--- Provided passage Enclosed Below ---

Subform I: General Information

1. Report Type.

New incident report

Incident Report Number: 2009-1365

2. Registrant Information.

Registrant Name (Full Legal Name no abbreviations): United Agri Products Canada Inc.

Address: 789 Donnybrook Drive

City: Dorchester

Prov / State: Ontario

Country: Canada

Postal Code: N0L 1G5

3. Select the appropriate subform(s) for the incident.

Human

4. Date registrant was first informed of the incident.

14-APR-09

5. Location of incident.

Country: CANADA

Prov / State: BRITISH COLUMBIA

6. Date incident was first observed.

14-APR-09

Product Description

7. a) Provide the active ingredient and, if available, the registration number and product name (include all tank mixes). If the product is not registered provide a submission number.

Active(s)

PMRA Registration No. 19146      PMRA Submission No.       EPA Registration No.

Product Name: Copper Spray

  • Active Ingredient(s)
    • COPPER AS ELEMENTAL (PRESENT AS COPPER OXYCHLORIDE)

7. b) Type of formulation.

Application Information

8. Product was applied?

No

9. Application Rate.

10. Site pesticide was applied to (select all that apply).

11. Provide any additional information regarding application (how it was applied, amount applied, the size of the area treated etc).

To be determined by Registrant

12. In your opinion, was the product used according to the label instructions?

Unknown

Subform II: Human Incident Report (A separate form for each person affected)

1. Source of Report.

Other

2. Demographic information of data subject

Sex: Unknown

Age: Unknown / Inconnu

3. List all symptoms, using the selections below.

System

  • Skin
    • Symptom - Irritated skin

4. How long did the symptoms last?

Unknown / Inconnu

5. Was medical treatment provided? Provide details in question 13.

Unknown

6. a) Was the person hospitalized?

No

6. b) For how long?

7. Exposure scenario

Occupational

8. How did exposure occur? (Select all that apply)

Pesticide Spill

9. If the exposure occured during application or re-entry, what protective clothing was worn? (select all that apply)

10. Route(s) of exposure.

Skin

Respiratory

11. What was the length of exposure?

Unknown / Inconnu

12. Time between exposure and onset of symptoms.

Unknown / Inconnu

13. Provide any additional details about the incident (eg. description of the frequency and severity of the symptoms, type of medical treatment, results from medical tests, outcome of the incident, amount of pesticide exposed to, etc.)

This is a warehouse facility, the product was being loaded onto a trailer at the loading dock and a bag was punctured resulting in a very small amount spilled (25 -30 kg), one bag spilled another punctured on a truck. Affected personnel included 3 adults, age and gender unknown, human dermal and inhalation exposure. No breathing problems were reported but product was found in the nostrils so employees were sent to hospital for follow-up. No more information available at this point.

To be determined by Registrant

14. Severity classification.

Minor

15. Provide supplemental information here.

The incident occured at (name) Fertilizer (address) (city) (province) (postal code) (phone number) (city) (province) (country) The product involved was Copper Spray PCP#17146 (granules) ¿ not TDG regulated.

--- End of Enclosed Provided passage ---
--- Recorded data Enclosed Below ---

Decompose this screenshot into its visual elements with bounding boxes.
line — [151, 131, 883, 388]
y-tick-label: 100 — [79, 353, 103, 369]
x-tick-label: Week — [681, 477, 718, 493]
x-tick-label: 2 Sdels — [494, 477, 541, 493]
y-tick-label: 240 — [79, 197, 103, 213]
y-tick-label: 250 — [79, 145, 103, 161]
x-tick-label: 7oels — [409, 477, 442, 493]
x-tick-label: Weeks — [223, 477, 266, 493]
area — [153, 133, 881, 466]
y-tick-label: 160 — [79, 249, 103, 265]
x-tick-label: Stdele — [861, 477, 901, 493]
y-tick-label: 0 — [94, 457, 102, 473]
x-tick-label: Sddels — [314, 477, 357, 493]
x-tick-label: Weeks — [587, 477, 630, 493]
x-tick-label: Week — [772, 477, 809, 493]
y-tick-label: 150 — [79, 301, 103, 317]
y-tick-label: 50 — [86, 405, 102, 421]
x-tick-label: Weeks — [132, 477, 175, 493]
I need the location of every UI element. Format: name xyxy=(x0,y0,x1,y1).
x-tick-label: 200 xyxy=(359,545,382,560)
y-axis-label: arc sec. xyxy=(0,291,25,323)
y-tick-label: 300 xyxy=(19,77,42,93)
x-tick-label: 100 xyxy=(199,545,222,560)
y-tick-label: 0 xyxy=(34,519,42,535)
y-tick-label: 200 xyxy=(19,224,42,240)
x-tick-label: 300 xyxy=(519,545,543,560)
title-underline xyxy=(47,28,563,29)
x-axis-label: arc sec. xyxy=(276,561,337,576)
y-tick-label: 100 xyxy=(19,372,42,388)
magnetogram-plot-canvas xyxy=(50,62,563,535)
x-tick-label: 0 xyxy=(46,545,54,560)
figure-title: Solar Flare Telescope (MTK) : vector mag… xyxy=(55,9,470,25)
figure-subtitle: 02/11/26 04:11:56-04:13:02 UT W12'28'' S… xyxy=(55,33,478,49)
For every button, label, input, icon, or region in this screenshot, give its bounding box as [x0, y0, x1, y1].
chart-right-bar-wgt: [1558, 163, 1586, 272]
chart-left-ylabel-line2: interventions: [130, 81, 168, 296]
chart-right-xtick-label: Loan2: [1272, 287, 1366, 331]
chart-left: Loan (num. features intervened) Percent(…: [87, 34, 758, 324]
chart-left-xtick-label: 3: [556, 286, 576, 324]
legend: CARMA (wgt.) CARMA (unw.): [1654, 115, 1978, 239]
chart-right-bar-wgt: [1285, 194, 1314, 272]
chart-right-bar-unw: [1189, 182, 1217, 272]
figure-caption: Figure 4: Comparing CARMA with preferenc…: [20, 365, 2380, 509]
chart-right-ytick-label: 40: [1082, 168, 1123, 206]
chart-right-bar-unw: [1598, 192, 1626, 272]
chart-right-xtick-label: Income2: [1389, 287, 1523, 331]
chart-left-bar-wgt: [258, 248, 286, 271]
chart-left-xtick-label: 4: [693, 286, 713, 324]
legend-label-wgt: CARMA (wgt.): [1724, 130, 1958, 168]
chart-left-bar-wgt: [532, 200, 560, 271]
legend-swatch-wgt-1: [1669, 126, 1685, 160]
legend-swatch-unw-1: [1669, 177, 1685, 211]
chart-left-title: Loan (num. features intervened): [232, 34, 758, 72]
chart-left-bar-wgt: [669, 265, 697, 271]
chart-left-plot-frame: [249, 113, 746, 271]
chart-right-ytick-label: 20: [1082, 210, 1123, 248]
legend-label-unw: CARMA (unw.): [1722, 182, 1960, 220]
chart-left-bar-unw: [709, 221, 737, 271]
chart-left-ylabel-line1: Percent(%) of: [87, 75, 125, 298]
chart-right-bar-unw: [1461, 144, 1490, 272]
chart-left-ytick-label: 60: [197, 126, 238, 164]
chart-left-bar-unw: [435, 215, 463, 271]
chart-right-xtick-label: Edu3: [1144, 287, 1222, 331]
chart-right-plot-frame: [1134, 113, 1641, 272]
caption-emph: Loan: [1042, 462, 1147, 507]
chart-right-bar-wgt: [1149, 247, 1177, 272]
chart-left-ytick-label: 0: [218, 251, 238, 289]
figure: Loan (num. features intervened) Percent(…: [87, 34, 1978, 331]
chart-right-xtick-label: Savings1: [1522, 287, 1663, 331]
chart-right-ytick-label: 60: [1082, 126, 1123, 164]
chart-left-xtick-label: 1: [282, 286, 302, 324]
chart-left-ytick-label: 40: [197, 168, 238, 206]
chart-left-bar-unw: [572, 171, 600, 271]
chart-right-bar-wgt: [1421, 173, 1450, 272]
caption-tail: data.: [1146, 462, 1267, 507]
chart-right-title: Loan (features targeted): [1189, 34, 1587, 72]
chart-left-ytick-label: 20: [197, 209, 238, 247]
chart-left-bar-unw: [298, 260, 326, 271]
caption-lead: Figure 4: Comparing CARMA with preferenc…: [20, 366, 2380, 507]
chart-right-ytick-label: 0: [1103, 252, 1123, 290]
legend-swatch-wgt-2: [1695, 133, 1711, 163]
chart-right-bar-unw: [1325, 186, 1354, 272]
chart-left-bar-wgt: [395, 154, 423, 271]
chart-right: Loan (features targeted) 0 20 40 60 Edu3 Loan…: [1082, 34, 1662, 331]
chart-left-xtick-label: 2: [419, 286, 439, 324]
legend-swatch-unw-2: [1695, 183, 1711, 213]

--- End of Enclosed Recorded data ---

Work item A: In the pesticide incident report, rewrite the part from "13. Provide any" up to and including "supplemental information here.", replacing "warehouse" with "storage".
Work item B: According to the pesticide incident report, how much product spilled when the bag was punctured at the loading dock?

Task solution A:
13. Provide any additional details about the incident (eg. description of the frequency and severity of the symptoms, type of medical treatment, results from medical tests, outcome of the incident, amount of pesticide exposed to, etc.)

This is a storage facility, the product was being loaded onto a trailer at the loading dock and a bag was punctured resulting in a very small amount spilled (25 -30 kg), one bag spilled another punctured on a truck. Affected personnel included 3 adults, age and gender unknown, human dermal and inhalation exposure. No breathing problems were reported but product was found in the nostrils so employees were sent to hospital for follow-up. No more information available at this point.

To be determined by Registrant

14. Severity classification.

Minor

15. Provide supplemental information here.

Task solution B: 25 to 30 kg.